_Rows from a figure dataset_.
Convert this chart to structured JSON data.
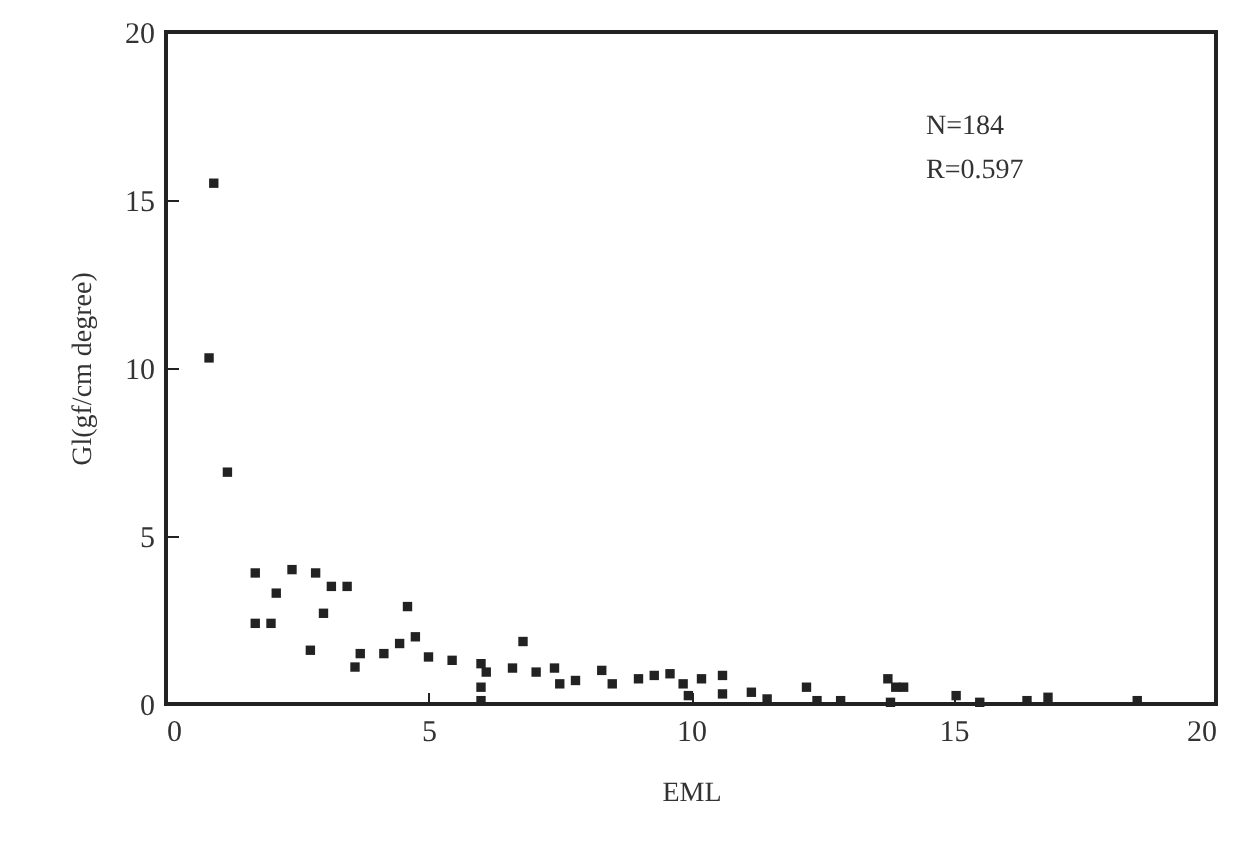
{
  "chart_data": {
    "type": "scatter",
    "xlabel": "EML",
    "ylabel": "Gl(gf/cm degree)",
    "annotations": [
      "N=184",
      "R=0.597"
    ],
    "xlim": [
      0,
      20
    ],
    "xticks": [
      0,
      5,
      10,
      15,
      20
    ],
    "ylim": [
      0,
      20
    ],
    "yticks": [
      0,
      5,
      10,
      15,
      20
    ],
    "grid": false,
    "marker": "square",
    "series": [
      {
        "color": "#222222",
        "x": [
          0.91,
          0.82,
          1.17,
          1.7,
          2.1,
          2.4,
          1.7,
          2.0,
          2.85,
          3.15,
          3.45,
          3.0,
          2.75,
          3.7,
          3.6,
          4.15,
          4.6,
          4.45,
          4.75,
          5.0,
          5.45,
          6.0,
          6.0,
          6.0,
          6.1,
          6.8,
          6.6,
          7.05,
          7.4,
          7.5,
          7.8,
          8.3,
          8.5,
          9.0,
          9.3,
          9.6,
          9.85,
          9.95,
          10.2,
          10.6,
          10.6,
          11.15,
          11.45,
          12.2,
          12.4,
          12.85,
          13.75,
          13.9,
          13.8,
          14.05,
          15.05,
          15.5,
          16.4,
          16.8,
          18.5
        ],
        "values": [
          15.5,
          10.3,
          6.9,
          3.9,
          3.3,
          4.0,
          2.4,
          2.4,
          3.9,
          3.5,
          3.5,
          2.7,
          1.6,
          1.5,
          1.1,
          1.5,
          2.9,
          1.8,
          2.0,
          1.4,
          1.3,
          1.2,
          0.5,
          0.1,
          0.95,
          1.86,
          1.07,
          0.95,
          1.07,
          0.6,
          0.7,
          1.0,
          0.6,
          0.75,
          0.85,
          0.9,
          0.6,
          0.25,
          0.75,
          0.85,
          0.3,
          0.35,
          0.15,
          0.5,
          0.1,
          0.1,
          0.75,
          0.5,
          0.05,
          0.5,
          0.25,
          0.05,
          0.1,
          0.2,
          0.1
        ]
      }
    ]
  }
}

--

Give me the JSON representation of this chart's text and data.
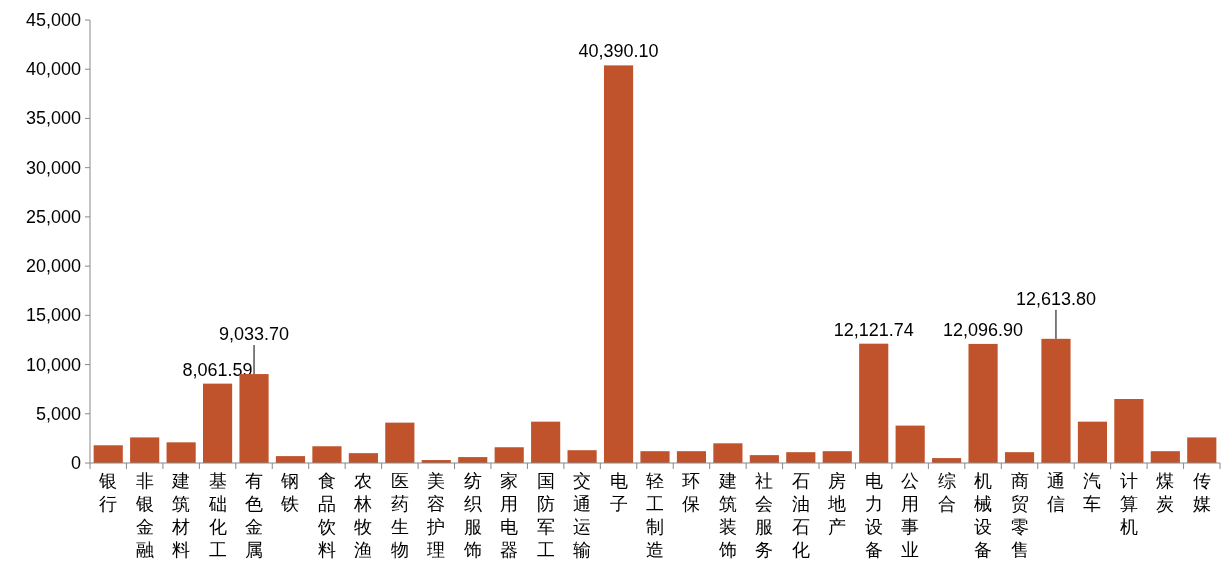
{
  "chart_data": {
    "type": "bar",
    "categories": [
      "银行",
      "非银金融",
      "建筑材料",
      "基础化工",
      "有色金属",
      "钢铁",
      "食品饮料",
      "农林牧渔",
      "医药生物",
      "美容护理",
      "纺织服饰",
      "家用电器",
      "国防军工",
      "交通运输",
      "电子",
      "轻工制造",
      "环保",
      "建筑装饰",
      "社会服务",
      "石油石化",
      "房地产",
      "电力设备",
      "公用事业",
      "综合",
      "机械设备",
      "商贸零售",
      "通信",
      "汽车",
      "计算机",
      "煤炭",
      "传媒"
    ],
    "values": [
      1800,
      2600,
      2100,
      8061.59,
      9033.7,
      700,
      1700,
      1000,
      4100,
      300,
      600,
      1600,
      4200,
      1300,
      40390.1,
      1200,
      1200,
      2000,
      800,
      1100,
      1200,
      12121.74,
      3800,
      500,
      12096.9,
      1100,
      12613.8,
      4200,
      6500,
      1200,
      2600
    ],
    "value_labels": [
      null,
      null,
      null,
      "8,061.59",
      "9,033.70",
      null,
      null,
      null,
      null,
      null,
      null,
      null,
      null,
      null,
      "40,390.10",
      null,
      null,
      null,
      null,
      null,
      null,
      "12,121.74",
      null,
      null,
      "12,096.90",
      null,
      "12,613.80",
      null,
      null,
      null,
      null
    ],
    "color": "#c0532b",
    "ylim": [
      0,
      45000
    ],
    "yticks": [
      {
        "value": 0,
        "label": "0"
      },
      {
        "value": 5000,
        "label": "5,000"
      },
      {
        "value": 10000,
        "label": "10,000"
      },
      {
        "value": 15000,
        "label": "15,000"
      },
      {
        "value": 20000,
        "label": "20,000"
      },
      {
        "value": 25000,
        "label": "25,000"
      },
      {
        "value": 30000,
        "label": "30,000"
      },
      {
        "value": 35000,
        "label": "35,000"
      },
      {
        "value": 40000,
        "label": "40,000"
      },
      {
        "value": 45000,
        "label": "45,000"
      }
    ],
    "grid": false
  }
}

_Problem statement_.
Using the listing, collect all lines in which the string "JSON" is found.

_Solution_.
Convert this chart to structured JSON data.
Give me the JSON representation of this chart's text and data.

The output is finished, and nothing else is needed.